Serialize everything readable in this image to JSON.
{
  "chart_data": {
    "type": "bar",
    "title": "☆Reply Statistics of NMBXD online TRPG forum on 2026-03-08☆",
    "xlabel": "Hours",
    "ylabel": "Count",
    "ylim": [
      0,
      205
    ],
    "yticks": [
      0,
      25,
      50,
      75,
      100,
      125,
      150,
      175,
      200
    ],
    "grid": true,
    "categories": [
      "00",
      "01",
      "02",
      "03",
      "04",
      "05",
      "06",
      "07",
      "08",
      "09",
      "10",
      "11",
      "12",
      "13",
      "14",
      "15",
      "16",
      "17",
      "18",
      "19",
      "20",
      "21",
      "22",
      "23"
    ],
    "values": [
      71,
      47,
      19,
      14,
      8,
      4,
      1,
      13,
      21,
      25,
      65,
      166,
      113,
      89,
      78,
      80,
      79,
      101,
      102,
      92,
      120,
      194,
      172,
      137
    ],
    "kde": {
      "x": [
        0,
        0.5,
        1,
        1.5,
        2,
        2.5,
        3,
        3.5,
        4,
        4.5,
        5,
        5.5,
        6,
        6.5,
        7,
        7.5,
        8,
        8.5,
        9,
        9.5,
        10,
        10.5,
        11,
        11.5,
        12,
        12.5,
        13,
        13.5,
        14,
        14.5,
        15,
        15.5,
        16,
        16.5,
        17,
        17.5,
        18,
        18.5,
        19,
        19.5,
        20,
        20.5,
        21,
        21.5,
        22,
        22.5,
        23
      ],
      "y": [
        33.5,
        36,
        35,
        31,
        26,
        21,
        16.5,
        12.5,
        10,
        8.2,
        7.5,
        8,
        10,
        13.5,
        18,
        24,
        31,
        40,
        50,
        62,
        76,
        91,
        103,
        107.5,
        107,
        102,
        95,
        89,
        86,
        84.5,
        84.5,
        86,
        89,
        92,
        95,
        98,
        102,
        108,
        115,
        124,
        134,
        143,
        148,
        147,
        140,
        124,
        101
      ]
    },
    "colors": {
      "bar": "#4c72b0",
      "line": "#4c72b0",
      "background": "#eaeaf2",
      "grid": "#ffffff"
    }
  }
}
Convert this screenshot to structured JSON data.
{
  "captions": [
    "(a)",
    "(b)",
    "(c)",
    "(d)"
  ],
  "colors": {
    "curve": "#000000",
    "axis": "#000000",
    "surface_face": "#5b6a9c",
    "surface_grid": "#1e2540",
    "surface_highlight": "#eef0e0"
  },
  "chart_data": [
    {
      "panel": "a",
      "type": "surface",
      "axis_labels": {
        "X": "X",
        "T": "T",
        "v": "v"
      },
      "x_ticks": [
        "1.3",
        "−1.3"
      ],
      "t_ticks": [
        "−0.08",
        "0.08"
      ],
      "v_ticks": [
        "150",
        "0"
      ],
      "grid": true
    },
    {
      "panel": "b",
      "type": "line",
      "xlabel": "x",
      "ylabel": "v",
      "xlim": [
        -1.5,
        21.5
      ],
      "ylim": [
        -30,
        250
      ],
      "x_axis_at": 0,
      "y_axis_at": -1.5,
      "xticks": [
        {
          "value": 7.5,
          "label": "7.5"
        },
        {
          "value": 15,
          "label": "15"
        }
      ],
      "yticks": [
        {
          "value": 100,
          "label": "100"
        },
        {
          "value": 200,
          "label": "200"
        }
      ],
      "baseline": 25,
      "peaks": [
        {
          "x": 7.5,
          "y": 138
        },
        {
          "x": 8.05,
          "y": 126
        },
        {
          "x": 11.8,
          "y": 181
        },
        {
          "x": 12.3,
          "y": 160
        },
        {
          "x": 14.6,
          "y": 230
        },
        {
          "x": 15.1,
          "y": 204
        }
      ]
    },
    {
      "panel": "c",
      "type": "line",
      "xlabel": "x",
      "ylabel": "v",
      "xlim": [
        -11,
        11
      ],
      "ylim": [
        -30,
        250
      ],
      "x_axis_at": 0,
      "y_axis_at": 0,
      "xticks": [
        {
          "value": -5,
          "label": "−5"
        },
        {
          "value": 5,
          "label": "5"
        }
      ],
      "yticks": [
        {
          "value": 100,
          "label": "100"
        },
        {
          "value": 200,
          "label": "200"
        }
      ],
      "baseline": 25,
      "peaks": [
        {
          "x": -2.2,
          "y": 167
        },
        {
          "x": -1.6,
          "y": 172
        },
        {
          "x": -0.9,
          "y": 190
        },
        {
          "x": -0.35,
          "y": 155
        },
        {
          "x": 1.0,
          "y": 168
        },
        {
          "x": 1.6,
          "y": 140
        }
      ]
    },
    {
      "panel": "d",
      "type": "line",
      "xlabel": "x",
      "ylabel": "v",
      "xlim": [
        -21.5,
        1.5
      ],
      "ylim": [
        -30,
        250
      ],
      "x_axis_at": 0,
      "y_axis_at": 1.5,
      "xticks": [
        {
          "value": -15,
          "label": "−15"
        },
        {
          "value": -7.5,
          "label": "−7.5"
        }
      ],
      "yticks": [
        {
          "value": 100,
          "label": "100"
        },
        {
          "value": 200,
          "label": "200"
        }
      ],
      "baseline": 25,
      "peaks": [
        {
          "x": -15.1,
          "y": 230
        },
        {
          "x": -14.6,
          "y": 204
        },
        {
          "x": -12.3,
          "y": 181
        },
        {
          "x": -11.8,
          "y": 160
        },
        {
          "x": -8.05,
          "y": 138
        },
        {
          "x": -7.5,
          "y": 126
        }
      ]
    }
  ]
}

(What the task asks): Go through the listing and print each line exactly as it appears.

(Complete response):
Serialize everything readable in this image to JSON.
{
  "chart_data": {
    "type": "bar",
    "title": "☆Reply Statistics of NMBXD online TRPG forum on 2026-03-08☆",
    "xlabel": "Hours",
    "ylabel": "Count",
    "ylim": [
      0,
      205
    ],
    "yticks": [
      0,
      25,
      50,
      75,
      100,
      125,
      150,
      175,
      200
    ],
    "grid": true,
    "categories": [
      "00",
      "01",
      "02",
      "03",
      "04",
      "05",
      "06",
      "07",
      "08",
      "09",
      "10",
      "11",
      "12",
      "13",
      "14",
      "15",
      "16",
      "17",
      "18",
      "19",
      "20",
      "21",
      "22",
      "23"
    ],
    "values": [
      71,
      47,
      19,
      14,
      8,
      4,
      1,
      13,
      21,
      25,
      65,
      166,
      113,
      89,
      78,
      80,
      79,
      101,
      102,
      92,
      120,
      194,
      172,
      137
    ],
    "kde": {
      "x": [
        0,
        0.5,
        1,
        1.5,
        2,
        2.5,
        3,
        3.5,
        4,
        4.5,
        5,
        5.5,
        6,
        6.5,
        7,
        7.5,
        8,
        8.5,
        9,
        9.5,
        10,
        10.5,
        11,
        11.5,
        12,
        12.5,
        13,
        13.5,
        14,
        14.5,
        15,
        15.5,
        16,
        16.5,
        17,
        17.5,
        18,
        18.5,
        19,
        19.5,
        20,
        20.5,
        21,
        21.5,
        22,
        22.5,
        23
      ],
      "y": [
        33.5,
        36,
        35,
        31,
        26,
        21,
        16.5,
        12.5,
        10,
        8.2,
        7.5,
        8,
        10,
        13.5,
        18,
        24,
        31,
        40,
        50,
        62,
        76,
        91,
        103,
        107.5,
        107,
        102,
        95,
        89,
        86,
        84.5,
        84.5,
        86,
        89,
        92,
        95,
        98,
        102,
        108,
        115,
        124,
        134,
        143,
        148,
        147,
        140,
        124,
        101
      ]
    },
    "colors": {
      "bar": "#4c72b0",
      "line": "#4c72b0",
      "background": "#eaeaf2",
      "grid": "#ffffff"
    }
  }
}
Convert this screenshot to structured JSON data.
{
  "captions": [
    "(a)",
    "(b)",
    "(c)",
    "(d)"
  ],
  "colors": {
    "curve": "#000000",
    "axis": "#000000",
    "surface_face": "#5b6a9c",
    "surface_grid": "#1e2540",
    "surface_highlight": "#eef0e0"
  },
  "chart_data": [
    {
      "panel": "a",
      "type": "surface",
      "axis_labels": {
        "X": "X",
        "T": "T",
        "v": "v"
      },
      "x_ticks": [
        "1.3",
        "−1.3"
      ],
      "t_ticks": [
        "−0.08",
        "0.08"
      ],
      "v_ticks": [
        "150",
        "0"
      ],
      "grid": true
    },
    {
      "panel": "b",
      "type": "line",
      "xlabel": "x",
      "ylabel": "v",
      "xlim": [
        -1.5,
        21.5
      ],
      "ylim": [
        -30,
        250
      ],
      "x_axis_at": 0,
      "y_axis_at": -1.5,
      "xticks": [
        {
          "value": 7.5,
          "label": "7.5"
        },
        {
          "value": 15,
          "label": "15"
        }
      ],
      "yticks": [
        {
          "value": 100,
          "label": "100"
        },
        {
          "value": 200,
          "label": "200"
        }
      ],
      "baseline": 25,
      "peaks": [
        {
          "x": 7.5,
          "y": 138
        },
        {
          "x": 8.05,
          "y": 126
        },
        {
          "x": 11.8,
          "y": 181
        },
        {
          "x": 12.3,
          "y": 160
        },
        {
          "x": 14.6,
          "y": 230
        },
        {
          "x": 15.1,
          "y": 204
        }
      ]
    },
    {
      "panel": "c",
      "type": "line",
      "xlabel": "x",
      "ylabel": "v",
      "xlim": [
        -11,
        11
      ],
      "ylim": [
        -30,
        250
      ],
      "x_axis_at": 0,
      "y_axis_at": 0,
      "xticks": [
        {
          "value": -5,
          "label": "−5"
        },
        {
          "value": 5,
          "label": "5"
        }
      ],
      "yticks": [
        {
          "value": 100,
          "label": "100"
        },
        {
          "value": 200,
          "label": "200"
        }
      ],
      "baseline": 25,
      "peaks": [
        {
          "x": -2.2,
          "y": 167
        },
        {
          "x": -1.6,
          "y": 172
        },
        {
          "x": -0.9,
          "y": 190
        },
        {
          "x": -0.35,
          "y": 155
        },
        {
          "x": 1.0,
          "y": 168
        },
        {
          "x": 1.6,
          "y": 140
        }
      ]
    },
    {
      "panel": "d",
      "type": "line",
      "xlabel": "x",
      "ylabel": "v",
      "xlim": [
        -21.5,
        1.5
      ],
      "ylim": [
        -30,
        250
      ],
      "x_axis_at": 0,
      "y_axis_at": 1.5,
      "xticks": [
        {
          "value": -15,
          "label": "−15"
        },
        {
          "value": -7.5,
          "label": "−7.5"
        }
      ],
      "yticks": [
        {
          "value": 100,
          "label": "100"
        },
        {
          "value": 200,
          "label": "200"
        }
      ],
      "baseline": 25,
      "peaks": [
        {
          "x": -15.1,
          "y": 230
        },
        {
          "x": -14.6,
          "y": 204
        },
        {
          "x": -12.3,
          "y": 181
        },
        {
          "x": -11.8,
          "y": 160
        },
        {
          "x": -8.05,
          "y": 138
        },
        {
          "x": -7.5,
          "y": 126
        }
      ]
    }
  ]
}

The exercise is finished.